======== TEXTO MOSTRADO ========

En La Teja, donde antes funcionó una fábrica de vidrios tiene su sede el colectivo Contra la Pared, un grupo de artistas que busca sensibilizar a través del arte. Uno de sus integrantes, Guille, coloca algunos aerosoles y pinceles en el canasto de la bicicleta y nos dirigimos a La Cachimba del Piojo, un asentamiento lindero al arroyo Pantanoso. Allí, Guille y su hermana Marianela darán un taller y pintarán un mural para el Día del Niño.
Guille comparte el taller con otros artistas en el tercer piso de la fábrica. Sus obras reflejan situaciones de marginación social, miserias y dolores humanos. Antes de irnos me dice que lo que hacen es aportar un grano de arena, pero que es necesario para seguir construyendo de forma colectiva.
Al llegar, Marianela nos saluda y nos muestra el muro que van a intervenir. Les pregunto qué tienen planeado y me dicen que se van a inspirar en los dibujos que los niños harán en el taller. Marianela invita a un grupo de niños de unos cinco o seis años a dibujar y colorear algunas figuras sentados en la calle. Saco mi cámara y camino. Unos 40 niños o más juegan en un castillo inflable en la calle. Algunos voluntarios ordenan la mesa con la comida, un joven prende el fuego en un medio tanque para hacer los chorizos, y en la pared contigua se lee: “En La Teja bailamos cumbia como si la vida fuera justa”.

======== DATOS MOSTRADOS ========

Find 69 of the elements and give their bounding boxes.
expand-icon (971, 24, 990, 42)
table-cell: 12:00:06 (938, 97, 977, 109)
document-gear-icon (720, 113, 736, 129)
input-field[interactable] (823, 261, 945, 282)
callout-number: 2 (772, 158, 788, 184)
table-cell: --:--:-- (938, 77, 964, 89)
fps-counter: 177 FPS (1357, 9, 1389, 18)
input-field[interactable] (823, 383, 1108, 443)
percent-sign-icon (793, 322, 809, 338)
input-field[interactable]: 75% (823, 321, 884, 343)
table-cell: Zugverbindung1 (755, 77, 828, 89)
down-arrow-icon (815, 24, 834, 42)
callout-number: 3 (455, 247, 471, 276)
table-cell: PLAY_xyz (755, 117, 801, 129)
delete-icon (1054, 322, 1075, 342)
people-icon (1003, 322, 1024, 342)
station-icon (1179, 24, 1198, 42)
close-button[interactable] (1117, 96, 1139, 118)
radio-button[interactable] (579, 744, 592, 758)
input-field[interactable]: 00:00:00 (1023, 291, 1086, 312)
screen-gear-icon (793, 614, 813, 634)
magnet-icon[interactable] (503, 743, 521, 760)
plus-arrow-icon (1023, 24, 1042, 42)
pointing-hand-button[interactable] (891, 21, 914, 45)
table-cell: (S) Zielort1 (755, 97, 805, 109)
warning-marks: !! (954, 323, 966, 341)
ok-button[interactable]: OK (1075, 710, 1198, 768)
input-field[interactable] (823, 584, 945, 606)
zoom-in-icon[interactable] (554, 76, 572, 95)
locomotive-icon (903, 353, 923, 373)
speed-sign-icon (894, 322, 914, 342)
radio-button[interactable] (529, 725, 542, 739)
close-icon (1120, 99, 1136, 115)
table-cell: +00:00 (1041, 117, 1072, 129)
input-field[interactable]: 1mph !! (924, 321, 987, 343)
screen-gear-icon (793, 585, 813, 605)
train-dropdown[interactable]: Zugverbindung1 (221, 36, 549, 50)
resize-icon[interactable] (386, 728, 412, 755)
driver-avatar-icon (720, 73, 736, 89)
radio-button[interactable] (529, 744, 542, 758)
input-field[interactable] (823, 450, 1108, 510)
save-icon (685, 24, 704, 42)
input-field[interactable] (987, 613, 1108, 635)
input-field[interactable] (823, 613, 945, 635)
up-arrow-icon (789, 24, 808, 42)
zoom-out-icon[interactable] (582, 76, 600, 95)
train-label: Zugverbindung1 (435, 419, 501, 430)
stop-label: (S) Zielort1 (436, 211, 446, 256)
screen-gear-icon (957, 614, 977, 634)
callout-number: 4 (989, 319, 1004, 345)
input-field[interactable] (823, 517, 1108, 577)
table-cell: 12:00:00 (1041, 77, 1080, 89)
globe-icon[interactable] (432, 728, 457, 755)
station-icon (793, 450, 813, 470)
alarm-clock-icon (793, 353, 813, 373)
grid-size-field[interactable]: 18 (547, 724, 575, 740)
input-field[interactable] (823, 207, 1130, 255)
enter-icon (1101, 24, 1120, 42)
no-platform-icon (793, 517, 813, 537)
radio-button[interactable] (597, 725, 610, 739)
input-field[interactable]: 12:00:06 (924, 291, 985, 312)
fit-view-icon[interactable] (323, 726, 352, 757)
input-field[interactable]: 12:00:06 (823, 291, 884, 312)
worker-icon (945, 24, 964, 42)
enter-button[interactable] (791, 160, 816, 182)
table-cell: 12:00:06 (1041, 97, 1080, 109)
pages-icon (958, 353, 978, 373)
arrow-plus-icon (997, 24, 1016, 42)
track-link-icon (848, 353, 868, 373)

========

Retoma el relato sobre el taller y el mural en La Cachimba del Piojo y sigue escribiéndolo a partir de su última oración.

RESPUESTA:
Lo veo al Lale, un joven veinteañero, de pelo teñido y tatuajes en su rostro. Camina rápido de un lado a otro, charlando con la gente, buscando soluciones. Junto con otros jóvenes organiza eventos solidarios para la comunidad. Voy a su encuentro, me presento y le digo el motivo de mi visita: quiero conocer lo que hacen, el barrio. Él se sorprende y de inmediato llama a un par de amigos, que se ofrecen de guías, entusiasmados. Nadie quiere venir, dicen una y otra vez. Bajamos hasta el final de la calle Rivera Indarte, donde están las últimas casas que separan un baldío del arroyo Pantanoso.
El dicho “queda por la cachimba del piojo” se usa para decir que un lugar queda muy lejos. Indago sobre el origen del nombre del barrio y me comentan que se le llamó “cachimba” por el pozo de agua que antiguamente surtía a los moradores. Sobre el piojo manejan dos versiones: una se refiere a un vecino; sobre la otra, uno de ellos dice: “Eso es lo que somos para los otros”.
Llegamos a una vivienda construida con bloques. Me recibe Teresa. Anoche su casa se prendió fuego y perdió todas sus pertenencias, las llamas se hicieron incontrolables. Al costado del terreno una enorme pila de escombros chamuscados advierte de las dimensiones del incendio. Sigo conversando con otras personas y descubro que en aquel pequeño terreno viven varias familias en casas de un ambiente. Un vecino comenta que son 28 habitantes, incluidos los niños. Salvo por una construcción, las llamas las alcanzaron a todas. Por suerte, nadie salió lastimado. Hay quienes encontraron alojamiento provisorio con vecinos o familiares, y muchos continúan alojados en esas viviendas. Tener opciones es un concepto ajeno al lugar.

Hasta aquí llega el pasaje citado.